(Records for this exercise):
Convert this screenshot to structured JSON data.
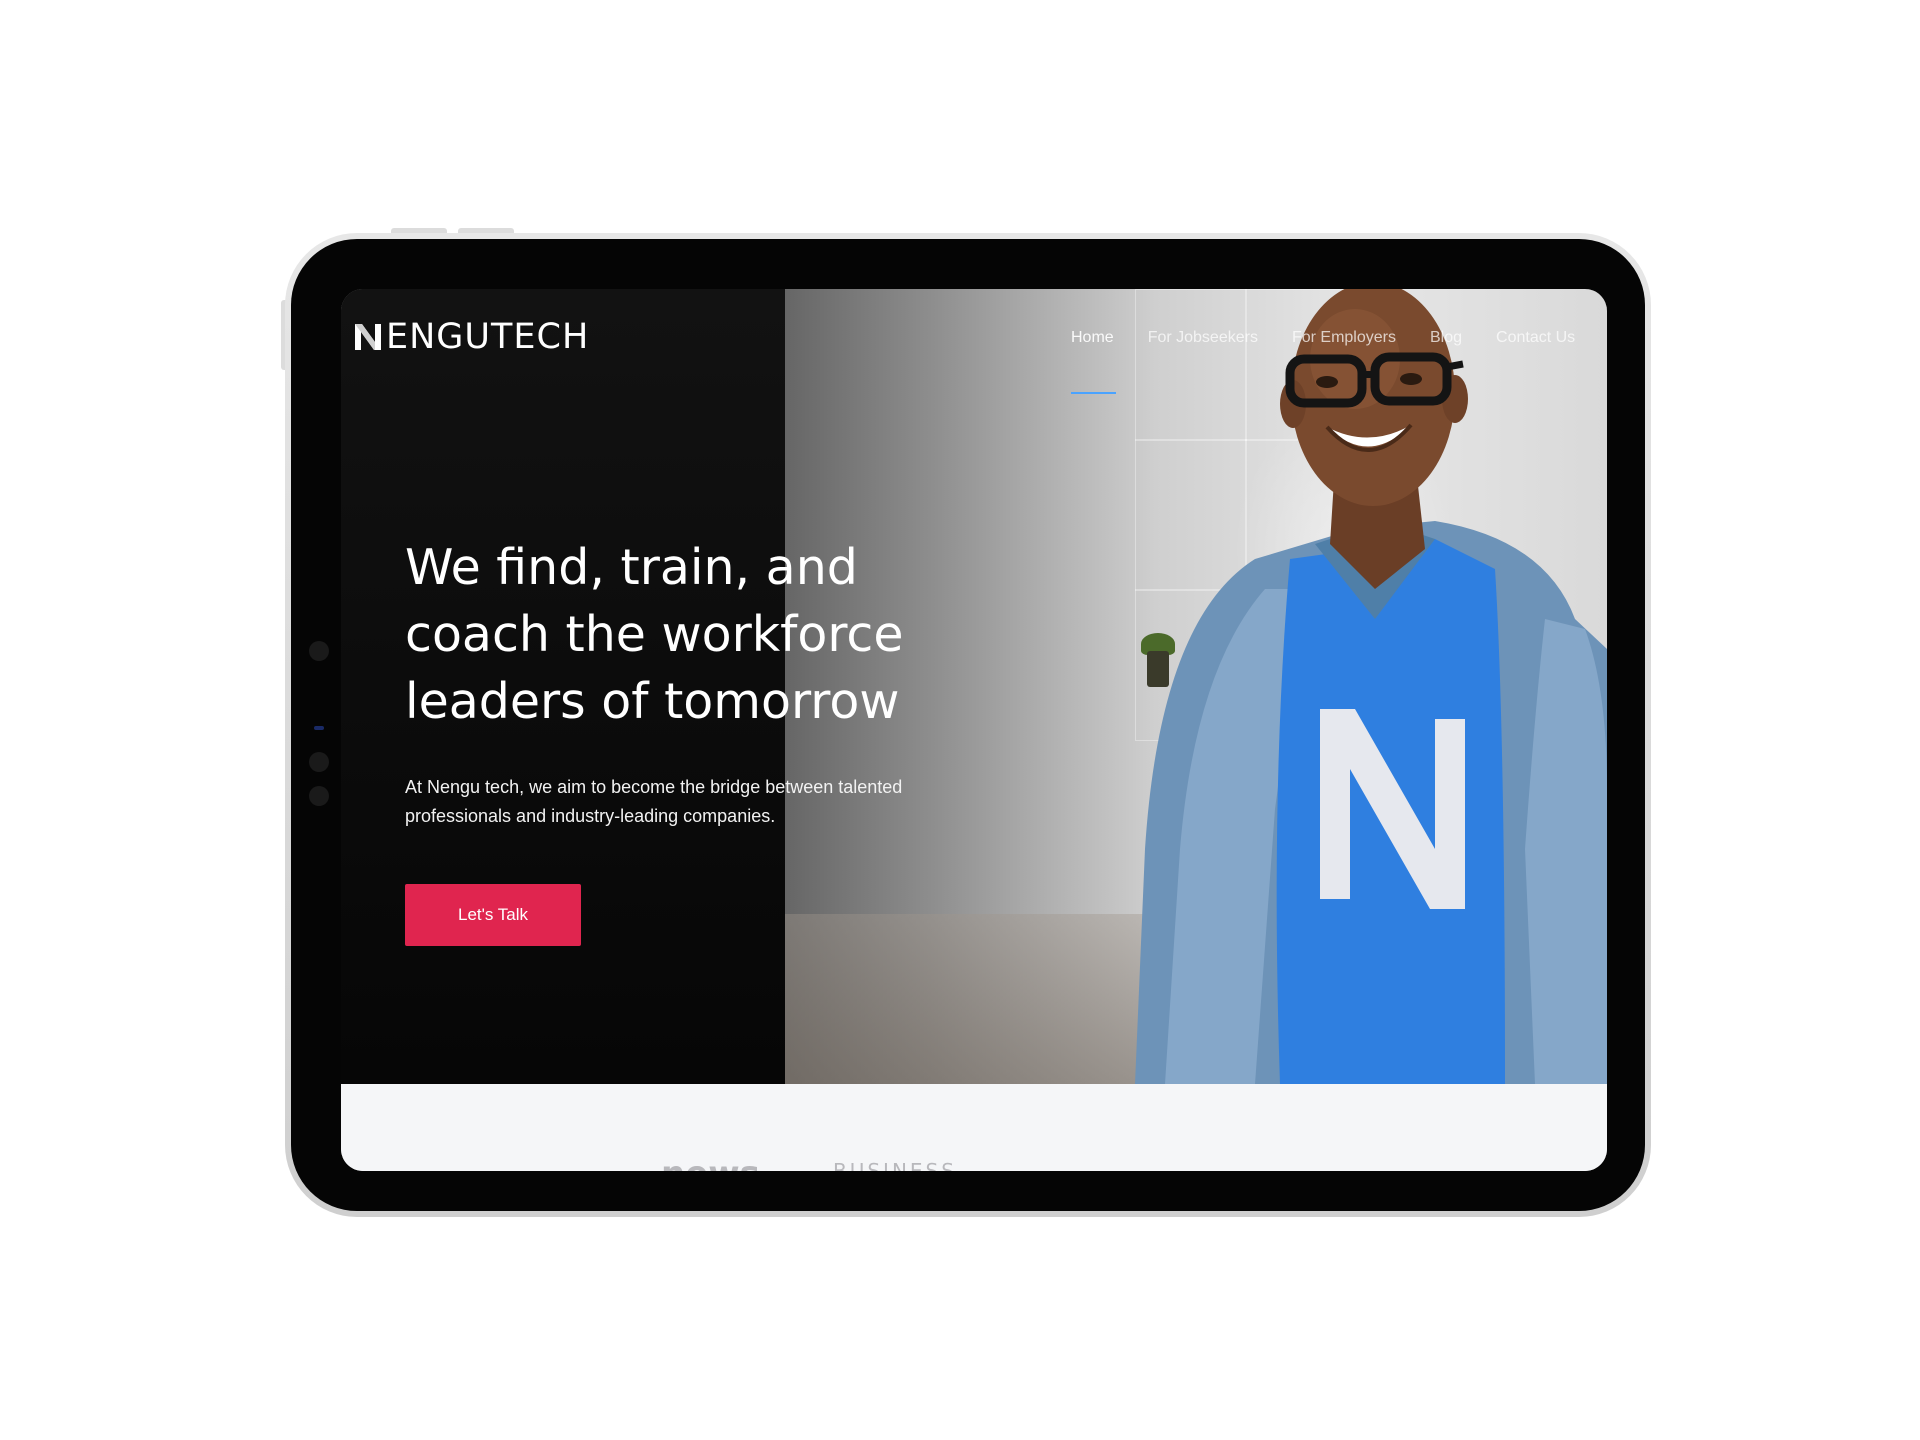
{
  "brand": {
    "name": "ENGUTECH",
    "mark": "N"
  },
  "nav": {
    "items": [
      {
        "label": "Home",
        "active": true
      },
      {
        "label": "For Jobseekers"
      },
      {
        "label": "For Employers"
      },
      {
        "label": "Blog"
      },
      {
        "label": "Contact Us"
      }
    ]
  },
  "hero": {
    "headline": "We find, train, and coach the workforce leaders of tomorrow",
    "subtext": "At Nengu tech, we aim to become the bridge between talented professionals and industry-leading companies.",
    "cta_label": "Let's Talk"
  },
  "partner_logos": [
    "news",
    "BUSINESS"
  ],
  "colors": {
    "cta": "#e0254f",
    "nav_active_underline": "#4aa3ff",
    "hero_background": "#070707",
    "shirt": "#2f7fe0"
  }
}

(Exercise goal): Copy the material exactly. Do not include the pictures.

(The answer):
Convert this screenshot to structured JSON data.
{
  "brand": {
    "name": "ENGUTECH",
    "mark": "N"
  },
  "nav": {
    "items": [
      {
        "label": "Home",
        "active": true
      },
      {
        "label": "For Jobseekers"
      },
      {
        "label": "For Employers"
      },
      {
        "label": "Blog"
      },
      {
        "label": "Contact Us"
      }
    ]
  },
  "hero": {
    "headline": "We find, train, and coach the workforce leaders of tomorrow",
    "subtext": "At Nengu tech, we aim to become the bridge between talented professionals and industry-leading companies.",
    "cta_label": "Let's Talk"
  },
  "partner_logos": [
    "news",
    "BUSINESS"
  ],
  "colors": {
    "cta": "#e0254f",
    "nav_active_underline": "#4aa3ff",
    "hero_background": "#070707",
    "shirt": "#2f7fe0"
  }
}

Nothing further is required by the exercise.